--- INPUT FOR THIS TASK ---
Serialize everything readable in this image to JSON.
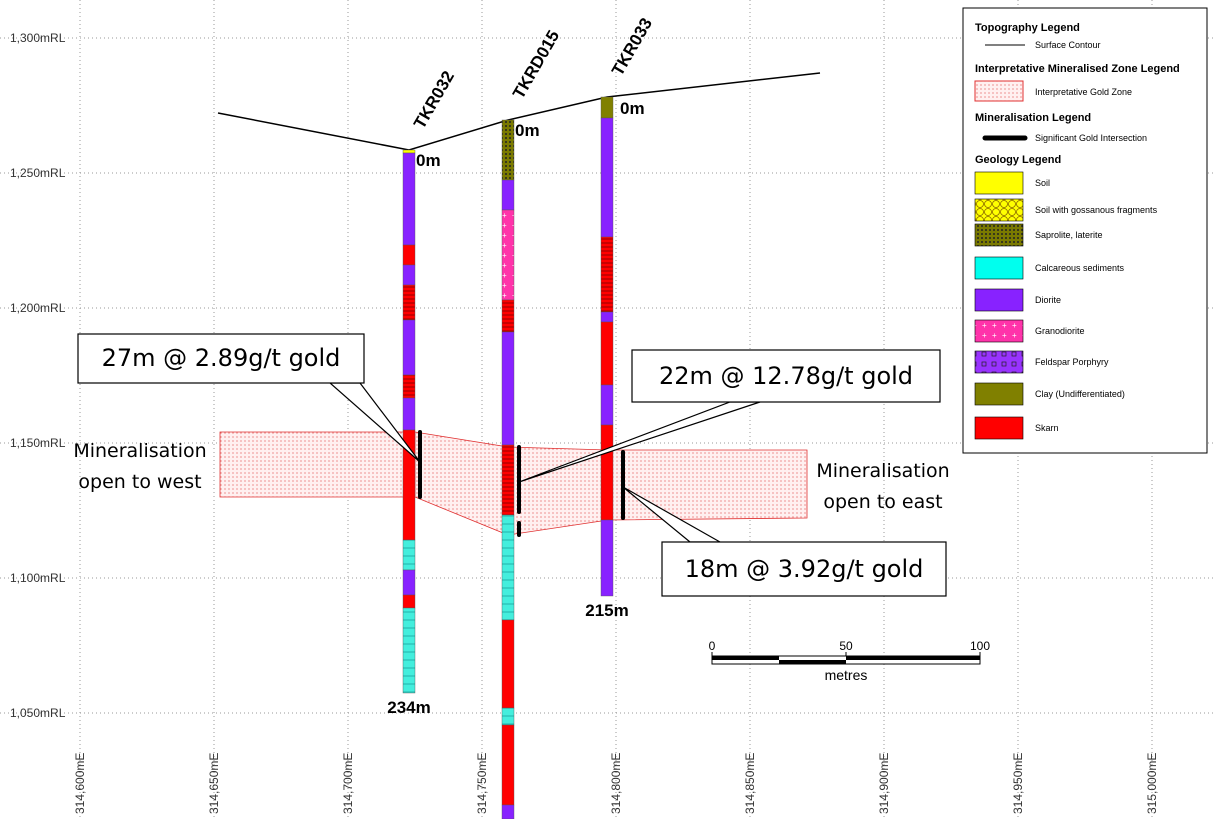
{
  "y_axis_labels": [
    "1,300mRL",
    "1,250mRL",
    "1,200mRL",
    "1,150mRL",
    "1,100mRL",
    "1,050mRL"
  ],
  "x_axis_labels": [
    "314,600mE",
    "314,650mE",
    "314,700mE",
    "314,750mE",
    "314,800mE",
    "314,850mE",
    "314,900mE",
    "314,950mE",
    "315,000mE"
  ],
  "holes": [
    {
      "name": "TKR032",
      "top": "0m",
      "bottom": "234m"
    },
    {
      "name": "TKRD015",
      "top": "0m"
    },
    {
      "name": "TKR033",
      "top": "0m",
      "bottom": "215m"
    }
  ],
  "callouts": [
    "27m @ 2.89g/t gold",
    "22m @ 12.78g/t gold",
    "18m @ 3.92g/t gold"
  ],
  "annotations": [
    [
      "Mineralisation",
      "open to west"
    ],
    [
      "Mineralisation",
      "open to east"
    ]
  ],
  "scale_bar": {
    "ticks": [
      "0",
      "50",
      "100"
    ],
    "unit": "metres"
  },
  "legend": {
    "sections": [
      {
        "heading": "Topography Legend",
        "items": [
          "Surface Contour"
        ]
      },
      {
        "heading": "Interpretative Mineralised Zone Legend",
        "items": [
          "Interpretative Gold Zone"
        ]
      },
      {
        "heading": "Mineralisation Legend",
        "items": [
          "Significant Gold Intersection"
        ]
      },
      {
        "heading": "Geology Legend",
        "items": [
          "Soil",
          "Soil with gossanous fragments",
          "Saprolite, laterite",
          "Calcareous sediments",
          "Diorite",
          "Granodiorite",
          "Feldspar Porphyry",
          "Clay (Undifferentiated)",
          "Skarn"
        ]
      }
    ]
  }
}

--- DESCRIPTION OF THE TASK ---
How many lines in the records above contain the word "name"? Reply with the number and nothing more.

--- THE SOLUTION ---
3